---- RAW RECORDS
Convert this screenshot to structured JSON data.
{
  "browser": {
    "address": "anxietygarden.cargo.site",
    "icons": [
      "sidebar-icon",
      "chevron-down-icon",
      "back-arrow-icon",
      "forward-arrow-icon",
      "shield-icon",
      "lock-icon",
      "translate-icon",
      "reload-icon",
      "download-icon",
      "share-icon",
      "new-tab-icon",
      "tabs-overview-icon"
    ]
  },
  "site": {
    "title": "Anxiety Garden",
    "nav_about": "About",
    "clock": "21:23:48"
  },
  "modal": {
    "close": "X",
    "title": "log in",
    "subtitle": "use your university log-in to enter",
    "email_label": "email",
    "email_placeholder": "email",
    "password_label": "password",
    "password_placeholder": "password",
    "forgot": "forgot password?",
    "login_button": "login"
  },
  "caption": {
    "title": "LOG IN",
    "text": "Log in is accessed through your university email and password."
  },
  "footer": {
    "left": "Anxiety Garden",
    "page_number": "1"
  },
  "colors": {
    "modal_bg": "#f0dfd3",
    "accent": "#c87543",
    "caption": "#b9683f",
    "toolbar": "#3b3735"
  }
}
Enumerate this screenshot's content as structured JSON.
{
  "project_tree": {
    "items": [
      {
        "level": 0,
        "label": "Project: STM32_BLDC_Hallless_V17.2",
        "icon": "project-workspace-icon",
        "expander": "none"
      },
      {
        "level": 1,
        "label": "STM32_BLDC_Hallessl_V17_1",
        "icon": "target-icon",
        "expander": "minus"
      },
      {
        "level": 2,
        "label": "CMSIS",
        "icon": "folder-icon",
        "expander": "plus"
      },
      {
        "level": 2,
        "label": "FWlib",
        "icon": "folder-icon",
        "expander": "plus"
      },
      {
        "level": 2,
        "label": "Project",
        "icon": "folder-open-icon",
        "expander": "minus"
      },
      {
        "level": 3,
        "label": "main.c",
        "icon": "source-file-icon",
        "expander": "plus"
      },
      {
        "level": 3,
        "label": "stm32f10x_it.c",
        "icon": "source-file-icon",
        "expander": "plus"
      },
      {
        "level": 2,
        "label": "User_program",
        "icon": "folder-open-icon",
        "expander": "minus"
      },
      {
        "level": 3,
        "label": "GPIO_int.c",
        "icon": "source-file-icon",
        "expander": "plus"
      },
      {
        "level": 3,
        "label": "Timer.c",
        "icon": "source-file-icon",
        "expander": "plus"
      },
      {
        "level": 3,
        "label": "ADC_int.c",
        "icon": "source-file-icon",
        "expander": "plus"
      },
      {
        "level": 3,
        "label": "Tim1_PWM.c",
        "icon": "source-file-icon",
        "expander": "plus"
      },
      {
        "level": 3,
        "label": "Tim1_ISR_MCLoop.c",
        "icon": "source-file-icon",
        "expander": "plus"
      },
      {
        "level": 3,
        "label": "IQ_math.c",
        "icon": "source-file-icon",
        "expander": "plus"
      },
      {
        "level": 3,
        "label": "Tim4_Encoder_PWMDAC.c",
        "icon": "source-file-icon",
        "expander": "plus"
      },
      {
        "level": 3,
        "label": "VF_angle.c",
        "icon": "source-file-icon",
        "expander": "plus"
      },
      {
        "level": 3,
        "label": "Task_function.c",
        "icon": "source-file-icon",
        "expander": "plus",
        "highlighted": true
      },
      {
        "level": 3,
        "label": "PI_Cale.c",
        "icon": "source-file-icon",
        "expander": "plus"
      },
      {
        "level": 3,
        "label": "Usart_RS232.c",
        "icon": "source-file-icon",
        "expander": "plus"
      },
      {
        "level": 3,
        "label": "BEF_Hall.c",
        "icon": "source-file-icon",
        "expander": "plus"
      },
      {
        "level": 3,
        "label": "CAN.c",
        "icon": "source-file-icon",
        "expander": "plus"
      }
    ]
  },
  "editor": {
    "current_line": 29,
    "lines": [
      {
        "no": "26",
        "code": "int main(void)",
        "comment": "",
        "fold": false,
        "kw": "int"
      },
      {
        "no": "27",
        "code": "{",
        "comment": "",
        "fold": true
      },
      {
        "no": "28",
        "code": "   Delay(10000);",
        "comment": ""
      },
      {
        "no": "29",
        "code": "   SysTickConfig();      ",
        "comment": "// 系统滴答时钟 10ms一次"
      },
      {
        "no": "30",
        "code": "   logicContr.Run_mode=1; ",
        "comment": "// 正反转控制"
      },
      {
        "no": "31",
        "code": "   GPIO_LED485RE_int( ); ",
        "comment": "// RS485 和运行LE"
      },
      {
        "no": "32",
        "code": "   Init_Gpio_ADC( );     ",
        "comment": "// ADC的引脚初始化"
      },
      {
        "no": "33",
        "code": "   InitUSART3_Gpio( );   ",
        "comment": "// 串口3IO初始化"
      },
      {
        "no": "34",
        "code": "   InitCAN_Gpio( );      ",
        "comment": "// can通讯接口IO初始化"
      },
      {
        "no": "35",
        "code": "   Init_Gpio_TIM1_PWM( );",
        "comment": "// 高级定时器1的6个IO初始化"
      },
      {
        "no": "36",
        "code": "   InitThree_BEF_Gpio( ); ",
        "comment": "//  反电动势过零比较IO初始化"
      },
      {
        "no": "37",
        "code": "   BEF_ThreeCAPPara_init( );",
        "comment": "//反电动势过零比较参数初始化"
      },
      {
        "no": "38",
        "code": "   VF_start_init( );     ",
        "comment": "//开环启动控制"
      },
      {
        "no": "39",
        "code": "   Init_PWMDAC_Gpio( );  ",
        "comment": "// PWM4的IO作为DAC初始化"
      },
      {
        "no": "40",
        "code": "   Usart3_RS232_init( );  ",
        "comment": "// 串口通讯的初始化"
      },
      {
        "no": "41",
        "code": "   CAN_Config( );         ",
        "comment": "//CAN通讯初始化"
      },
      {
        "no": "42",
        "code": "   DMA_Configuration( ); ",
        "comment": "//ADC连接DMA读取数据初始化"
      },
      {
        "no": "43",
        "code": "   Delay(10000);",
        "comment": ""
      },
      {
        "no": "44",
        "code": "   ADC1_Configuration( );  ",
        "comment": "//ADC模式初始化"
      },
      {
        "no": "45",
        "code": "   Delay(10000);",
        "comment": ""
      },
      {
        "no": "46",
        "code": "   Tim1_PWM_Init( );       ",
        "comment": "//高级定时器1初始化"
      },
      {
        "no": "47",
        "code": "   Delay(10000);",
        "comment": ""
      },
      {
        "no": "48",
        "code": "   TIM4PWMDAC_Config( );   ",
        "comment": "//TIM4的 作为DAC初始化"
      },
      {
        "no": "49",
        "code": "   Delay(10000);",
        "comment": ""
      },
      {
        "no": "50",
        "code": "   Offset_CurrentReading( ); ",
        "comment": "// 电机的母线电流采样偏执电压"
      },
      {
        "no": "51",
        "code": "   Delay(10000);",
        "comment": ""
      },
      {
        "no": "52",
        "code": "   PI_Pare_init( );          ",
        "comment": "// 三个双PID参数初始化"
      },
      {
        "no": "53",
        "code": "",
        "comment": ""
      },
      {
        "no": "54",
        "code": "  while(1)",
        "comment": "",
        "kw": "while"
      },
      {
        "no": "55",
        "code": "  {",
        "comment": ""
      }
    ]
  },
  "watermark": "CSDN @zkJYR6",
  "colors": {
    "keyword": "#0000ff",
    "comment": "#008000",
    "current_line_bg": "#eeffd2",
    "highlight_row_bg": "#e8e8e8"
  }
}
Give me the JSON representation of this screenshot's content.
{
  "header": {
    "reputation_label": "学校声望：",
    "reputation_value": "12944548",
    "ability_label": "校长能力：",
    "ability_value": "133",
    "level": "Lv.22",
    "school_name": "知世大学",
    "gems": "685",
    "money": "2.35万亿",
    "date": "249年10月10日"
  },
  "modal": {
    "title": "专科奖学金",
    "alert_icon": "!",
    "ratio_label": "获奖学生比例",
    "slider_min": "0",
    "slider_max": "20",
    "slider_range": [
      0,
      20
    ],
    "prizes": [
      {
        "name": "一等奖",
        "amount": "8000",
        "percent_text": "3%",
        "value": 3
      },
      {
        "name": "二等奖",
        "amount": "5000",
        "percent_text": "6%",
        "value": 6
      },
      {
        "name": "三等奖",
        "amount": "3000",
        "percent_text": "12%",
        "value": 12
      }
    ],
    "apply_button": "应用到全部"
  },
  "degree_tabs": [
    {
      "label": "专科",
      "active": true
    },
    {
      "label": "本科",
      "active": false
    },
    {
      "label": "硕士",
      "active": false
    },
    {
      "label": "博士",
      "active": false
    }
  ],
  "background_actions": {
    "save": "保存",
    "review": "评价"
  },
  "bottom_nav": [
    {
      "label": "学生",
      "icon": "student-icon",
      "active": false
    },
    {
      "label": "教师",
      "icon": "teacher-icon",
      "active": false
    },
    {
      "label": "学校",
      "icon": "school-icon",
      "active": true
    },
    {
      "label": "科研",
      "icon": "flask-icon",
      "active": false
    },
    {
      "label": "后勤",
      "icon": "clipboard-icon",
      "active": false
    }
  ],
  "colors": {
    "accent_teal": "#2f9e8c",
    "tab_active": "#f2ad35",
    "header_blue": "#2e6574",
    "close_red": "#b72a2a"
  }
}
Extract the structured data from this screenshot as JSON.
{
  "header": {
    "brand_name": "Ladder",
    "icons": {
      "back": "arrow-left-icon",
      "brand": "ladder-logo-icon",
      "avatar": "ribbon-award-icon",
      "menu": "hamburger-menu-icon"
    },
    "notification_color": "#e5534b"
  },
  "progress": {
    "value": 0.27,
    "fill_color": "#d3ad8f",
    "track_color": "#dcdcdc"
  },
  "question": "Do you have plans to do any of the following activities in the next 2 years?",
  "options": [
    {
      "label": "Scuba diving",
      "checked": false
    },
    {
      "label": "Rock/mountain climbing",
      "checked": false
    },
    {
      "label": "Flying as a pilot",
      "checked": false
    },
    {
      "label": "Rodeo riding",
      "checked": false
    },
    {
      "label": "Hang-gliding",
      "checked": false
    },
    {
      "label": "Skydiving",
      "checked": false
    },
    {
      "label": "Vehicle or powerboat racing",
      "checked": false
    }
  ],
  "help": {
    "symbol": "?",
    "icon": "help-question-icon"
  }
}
--------
# TASK GOAL:
Quote only the lines from the line containing "Extract the structured" through the end of the listing, please, keeping both the first and the last line.

# EXERCISE SOLUTION:
Extract the structured data from this screenshot as JSON.
{
  "header": {
    "brand_name": "Ladder",
    "icons": {
      "back": "arrow-left-icon",
      "brand": "ladder-logo-icon",
      "avatar": "ribbon-award-icon",
      "menu": "hamburger-menu-icon"
    },
    "notification_color": "#e5534b"
  },
  "progress": {
    "value": 0.27,
    "fill_color": "#d3ad8f",
    "track_color": "#dcdcdc"
  },
  "question": "Do you have plans to do any of the following activities in the next 2 years?",
  "options": [
    {
      "label": "Scuba diving",
      "checked": false
    },
    {
      "label": "Rock/mountain climbing",
      "checked": false
    },
    {
      "label": "Flying as a pilot",
      "checked": false
    },
    {
      "label": "Rodeo riding",
      "checked": false
    },
    {
      "label": "Hang-gliding",
      "checked": false
    },
    {
      "label": "Skydiving",
      "checked": false
    },
    {
      "label": "Vehicle or powerboat racing",
      "checked": false
    }
  ],
  "help": {
    "symbol": "?",
    "icon": "help-question-icon"
  }
}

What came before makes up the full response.